__Set problem__
Provide an exact copy of the data, excluding the images.

__Information given__
-*-

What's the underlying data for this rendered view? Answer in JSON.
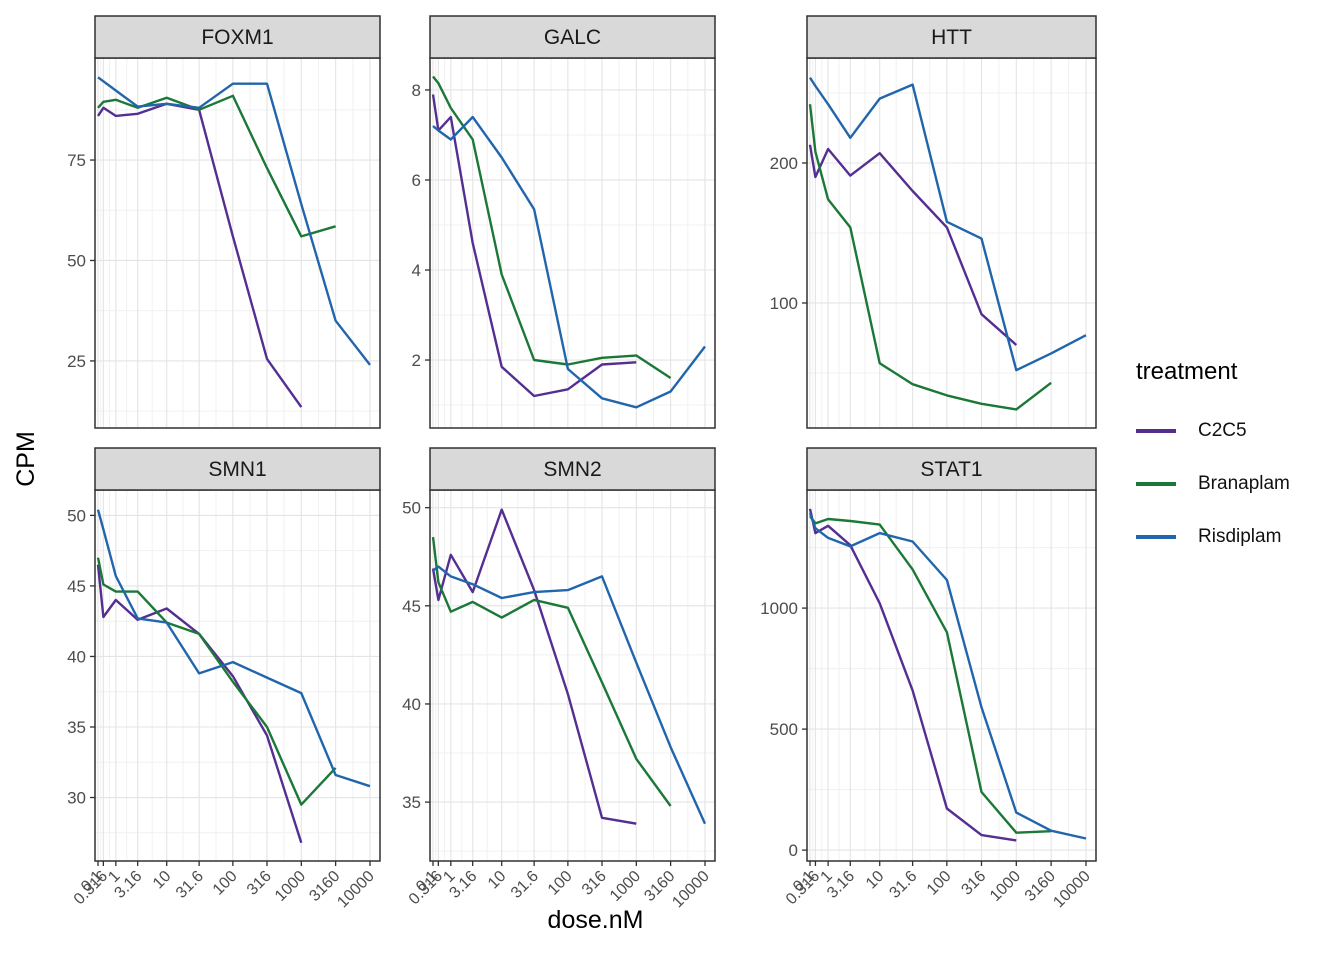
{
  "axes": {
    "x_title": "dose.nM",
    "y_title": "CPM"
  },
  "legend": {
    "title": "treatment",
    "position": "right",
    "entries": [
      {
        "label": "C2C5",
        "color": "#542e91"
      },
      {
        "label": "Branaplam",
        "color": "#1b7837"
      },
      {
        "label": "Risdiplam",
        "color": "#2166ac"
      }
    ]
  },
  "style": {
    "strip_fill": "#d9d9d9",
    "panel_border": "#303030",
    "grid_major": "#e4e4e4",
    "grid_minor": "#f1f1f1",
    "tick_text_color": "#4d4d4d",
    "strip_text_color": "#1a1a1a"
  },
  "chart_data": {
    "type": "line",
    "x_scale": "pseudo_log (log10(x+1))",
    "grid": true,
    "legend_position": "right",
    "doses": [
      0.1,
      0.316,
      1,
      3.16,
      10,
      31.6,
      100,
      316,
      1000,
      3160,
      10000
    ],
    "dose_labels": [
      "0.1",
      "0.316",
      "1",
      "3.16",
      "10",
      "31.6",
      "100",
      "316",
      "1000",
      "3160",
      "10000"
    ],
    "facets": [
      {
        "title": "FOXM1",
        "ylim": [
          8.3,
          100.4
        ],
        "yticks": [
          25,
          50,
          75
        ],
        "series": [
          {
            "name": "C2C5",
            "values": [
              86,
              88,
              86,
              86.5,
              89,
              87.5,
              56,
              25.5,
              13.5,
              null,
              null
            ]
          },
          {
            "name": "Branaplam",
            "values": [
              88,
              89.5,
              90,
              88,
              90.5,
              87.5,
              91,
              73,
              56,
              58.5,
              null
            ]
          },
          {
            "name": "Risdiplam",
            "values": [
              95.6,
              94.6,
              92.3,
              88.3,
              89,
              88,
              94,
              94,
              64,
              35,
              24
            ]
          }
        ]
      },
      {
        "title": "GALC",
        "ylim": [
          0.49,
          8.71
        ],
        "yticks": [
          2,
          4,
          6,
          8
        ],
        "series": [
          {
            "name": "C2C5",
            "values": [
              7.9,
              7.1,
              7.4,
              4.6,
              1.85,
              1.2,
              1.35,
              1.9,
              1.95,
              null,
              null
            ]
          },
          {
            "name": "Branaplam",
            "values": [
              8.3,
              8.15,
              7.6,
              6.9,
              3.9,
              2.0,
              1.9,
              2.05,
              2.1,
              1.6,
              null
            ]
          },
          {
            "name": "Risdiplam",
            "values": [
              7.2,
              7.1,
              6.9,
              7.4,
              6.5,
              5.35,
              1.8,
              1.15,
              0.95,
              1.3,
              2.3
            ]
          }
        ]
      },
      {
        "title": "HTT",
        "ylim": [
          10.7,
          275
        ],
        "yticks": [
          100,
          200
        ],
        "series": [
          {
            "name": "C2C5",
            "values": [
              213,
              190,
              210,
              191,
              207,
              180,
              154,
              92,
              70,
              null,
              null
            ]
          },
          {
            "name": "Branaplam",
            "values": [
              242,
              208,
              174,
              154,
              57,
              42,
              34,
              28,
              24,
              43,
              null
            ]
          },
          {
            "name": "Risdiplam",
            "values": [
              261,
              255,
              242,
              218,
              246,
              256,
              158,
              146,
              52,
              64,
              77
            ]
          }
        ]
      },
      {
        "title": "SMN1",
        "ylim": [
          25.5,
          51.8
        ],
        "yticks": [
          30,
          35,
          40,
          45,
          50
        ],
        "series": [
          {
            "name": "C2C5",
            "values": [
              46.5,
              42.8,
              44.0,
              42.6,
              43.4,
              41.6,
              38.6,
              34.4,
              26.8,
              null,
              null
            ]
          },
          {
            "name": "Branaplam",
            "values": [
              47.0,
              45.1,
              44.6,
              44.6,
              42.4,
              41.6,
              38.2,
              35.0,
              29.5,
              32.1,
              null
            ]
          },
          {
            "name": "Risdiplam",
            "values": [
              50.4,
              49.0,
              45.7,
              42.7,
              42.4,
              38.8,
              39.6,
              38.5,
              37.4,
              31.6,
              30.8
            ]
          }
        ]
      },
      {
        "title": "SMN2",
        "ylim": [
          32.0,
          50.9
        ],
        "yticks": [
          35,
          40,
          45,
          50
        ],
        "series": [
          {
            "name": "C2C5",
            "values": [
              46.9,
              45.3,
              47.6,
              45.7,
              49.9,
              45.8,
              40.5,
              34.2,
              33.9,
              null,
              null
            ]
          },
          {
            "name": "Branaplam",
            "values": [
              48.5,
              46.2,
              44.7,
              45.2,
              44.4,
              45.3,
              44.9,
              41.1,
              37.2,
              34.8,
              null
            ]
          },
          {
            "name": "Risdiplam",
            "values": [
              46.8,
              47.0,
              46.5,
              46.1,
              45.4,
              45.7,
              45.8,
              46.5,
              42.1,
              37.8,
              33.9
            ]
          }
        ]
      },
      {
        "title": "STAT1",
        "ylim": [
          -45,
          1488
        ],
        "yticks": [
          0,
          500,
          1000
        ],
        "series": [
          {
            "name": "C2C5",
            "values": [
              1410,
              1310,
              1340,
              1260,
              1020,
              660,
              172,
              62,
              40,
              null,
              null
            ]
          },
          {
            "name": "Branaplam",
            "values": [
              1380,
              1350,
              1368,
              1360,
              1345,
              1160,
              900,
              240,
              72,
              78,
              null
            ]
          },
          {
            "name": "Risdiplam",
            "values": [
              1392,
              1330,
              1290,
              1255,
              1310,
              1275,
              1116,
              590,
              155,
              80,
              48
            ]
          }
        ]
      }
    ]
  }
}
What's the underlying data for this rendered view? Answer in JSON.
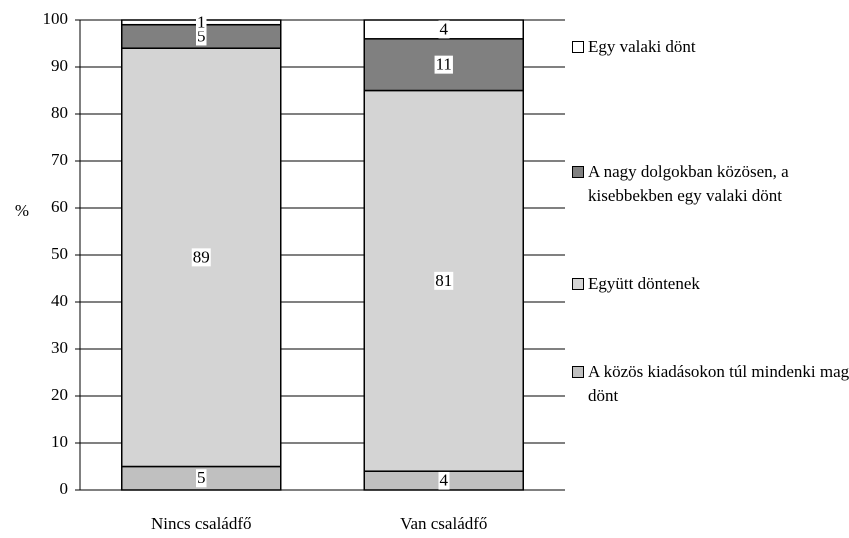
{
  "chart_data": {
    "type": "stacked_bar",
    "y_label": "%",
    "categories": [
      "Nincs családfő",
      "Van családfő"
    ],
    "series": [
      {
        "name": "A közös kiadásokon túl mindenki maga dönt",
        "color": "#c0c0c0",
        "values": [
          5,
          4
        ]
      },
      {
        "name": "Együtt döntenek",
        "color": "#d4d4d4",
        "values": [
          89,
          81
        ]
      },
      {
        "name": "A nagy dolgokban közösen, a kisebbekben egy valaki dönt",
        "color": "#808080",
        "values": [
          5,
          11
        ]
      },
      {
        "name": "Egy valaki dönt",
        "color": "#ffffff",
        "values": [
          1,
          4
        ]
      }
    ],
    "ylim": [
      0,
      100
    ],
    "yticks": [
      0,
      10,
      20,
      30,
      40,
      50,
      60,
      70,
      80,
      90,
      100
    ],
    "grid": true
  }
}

-*-

__The answer__
What's the underlying data for this rendered view? Answer in JSON.
{
  "axes": {
    "x_title": "dose.nM",
    "y_title": "CPM"
  },
  "legend": {
    "title": "treatment",
    "position": "right",
    "entries": [
      {
        "label": "C2C5",
        "color": "#542e91"
      },
      {
        "label": "Branaplam",
        "color": "#1b7837"
      },
      {
        "label": "Risdiplam",
        "color": "#2166ac"
      }
    ]
  },
  "style": {
    "strip_fill": "#d9d9d9",
    "panel_border": "#303030",
    "grid_major": "#e4e4e4",
    "grid_minor": "#f1f1f1",
    "tick_text_color": "#4d4d4d",
    "strip_text_color": "#1a1a1a"
  },
  "chart_data": {
    "type": "line",
    "x_scale": "pseudo_log (log10(x+1))",
    "grid": true,
    "legend_position": "right",
    "doses": [
      0.1,
      0.316,
      1,
      3.16,
      10,
      31.6,
      100,
      316,
      1000,
      3160,
      10000
    ],
    "dose_labels": [
      "0.1",
      "0.316",
      "1",
      "3.16",
      "10",
      "31.6",
      "100",
      "316",
      "1000",
      "3160",
      "10000"
    ],
    "facets": [
      {
        "title": "FOXM1",
        "ylim": [
          8.3,
          100.4
        ],
        "yticks": [
          25,
          50,
          75
        ],
        "series": [
          {
            "name": "C2C5",
            "values": [
              86,
              88,
              86,
              86.5,
              89,
              87.5,
              56,
              25.5,
              13.5,
              null,
              null
            ]
          },
          {
            "name": "Branaplam",
            "values": [
              88,
              89.5,
              90,
              88,
              90.5,
              87.5,
              91,
              73,
              56,
              58.5,
              null
            ]
          },
          {
            "name": "Risdiplam",
            "values": [
              95.6,
              94.6,
              92.3,
              88.3,
              89,
              88,
              94,
              94,
              64,
              35,
              24
            ]
          }
        ]
      },
      {
        "title": "GALC",
        "ylim": [
          0.49,
          8.71
        ],
        "yticks": [
          2,
          4,
          6,
          8
        ],
        "series": [
          {
            "name": "C2C5",
            "values": [
              7.9,
              7.1,
              7.4,
              4.6,
              1.85,
              1.2,
              1.35,
              1.9,
              1.95,
              null,
              null
            ]
          },
          {
            "name": "Branaplam",
            "values": [
              8.3,
              8.15,
              7.6,
              6.9,
              3.9,
              2.0,
              1.9,
              2.05,
              2.1,
              1.6,
              null
            ]
          },
          {
            "name": "Risdiplam",
            "values": [
              7.2,
              7.1,
              6.9,
              7.4,
              6.5,
              5.35,
              1.8,
              1.15,
              0.95,
              1.3,
              2.3
            ]
          }
        ]
      },
      {
        "title": "HTT",
        "ylim": [
          10.7,
          275
        ],
        "yticks": [
          100,
          200
        ],
        "series": [
          {
            "name": "C2C5",
            "values": [
              213,
              190,
              210,
              191,
              207,
              180,
              154,
              92,
              70,
              null,
              null
            ]
          },
          {
            "name": "Branaplam",
            "values": [
              242,
              208,
              174,
              154,
              57,
              42,
              34,
              28,
              24,
              43,
              null
            ]
          },
          {
            "name": "Risdiplam",
            "values": [
              261,
              255,
              242,
              218,
              246,
              256,
              158,
              146,
              52,
              64,
              77
            ]
          }
        ]
      },
      {
        "title": "SMN1",
        "ylim": [
          25.5,
          51.8
        ],
        "yticks": [
          30,
          35,
          40,
          45,
          50
        ],
        "series": [
          {
            "name": "C2C5",
            "values": [
              46.5,
              42.8,
              44.0,
              42.6,
              43.4,
              41.6,
              38.6,
              34.4,
              26.8,
              null,
              null
            ]
          },
          {
            "name": "Branaplam",
            "values": [
              47.0,
              45.1,
              44.6,
              44.6,
              42.4,
              41.6,
              38.2,
              35.0,
              29.5,
              32.1,
              null
            ]
          },
          {
            "name": "Risdiplam",
            "values": [
              50.4,
              49.0,
              45.7,
              42.7,
              42.4,
              38.8,
              39.6,
              38.5,
              37.4,
              31.6,
              30.8
            ]
          }
        ]
      },
      {
        "title": "SMN2",
        "ylim": [
          32.0,
          50.9
        ],
        "yticks": [
          35,
          40,
          45,
          50
        ],
        "series": [
          {
            "name": "C2C5",
            "values": [
              46.9,
              45.3,
              47.6,
              45.7,
              49.9,
              45.8,
              40.5,
              34.2,
              33.9,
              null,
              null
            ]
          },
          {
            "name": "Branaplam",
            "values": [
              48.5,
              46.2,
              44.7,
              45.2,
              44.4,
              45.3,
              44.9,
              41.1,
              37.2,
              34.8,
              null
            ]
          },
          {
            "name": "Risdiplam",
            "values": [
              46.8,
              47.0,
              46.5,
              46.1,
              45.4,
              45.7,
              45.8,
              46.5,
              42.1,
              37.8,
              33.9
            ]
          }
        ]
      },
      {
        "title": "STAT1",
        "ylim": [
          -45,
          1488
        ],
        "yticks": [
          0,
          500,
          1000
        ],
        "series": [
          {
            "name": "C2C5",
            "values": [
              1410,
              1310,
              1340,
              1260,
              1020,
              660,
              172,
              62,
              40,
              null,
              null
            ]
          },
          {
            "name": "Branaplam",
            "values": [
              1380,
              1350,
              1368,
              1360,
              1345,
              1160,
              900,
              240,
              72,
              78,
              null
            ]
          },
          {
            "name": "Risdiplam",
            "values": [
              1392,
              1330,
              1290,
              1255,
              1310,
              1275,
              1116,
              590,
              155,
              80,
              48
            ]
          }
        ]
      }
    ]
  }
}
What's the underlying data for this rendered view? Answer in JSON.
{
  "chart_data": {
    "type": "stacked_bar",
    "y_label": "%",
    "categories": [
      "Nincs családfő",
      "Van családfő"
    ],
    "series": [
      {
        "name": "A közös kiadásokon túl mindenki maga dönt",
        "color": "#c0c0c0",
        "values": [
          5,
          4
        ]
      },
      {
        "name": "Együtt döntenek",
        "color": "#d4d4d4",
        "values": [
          89,
          81
        ]
      },
      {
        "name": "A nagy dolgokban közösen, a kisebbekben egy valaki dönt",
        "color": "#808080",
        "values": [
          5,
          11
        ]
      },
      {
        "name": "Egy valaki dönt",
        "color": "#ffffff",
        "values": [
          1,
          4
        ]
      }
    ],
    "ylim": [
      0,
      100
    ],
    "yticks": [
      0,
      10,
      20,
      30,
      40,
      50,
      60,
      70,
      80,
      90,
      100
    ],
    "grid": true
  }
}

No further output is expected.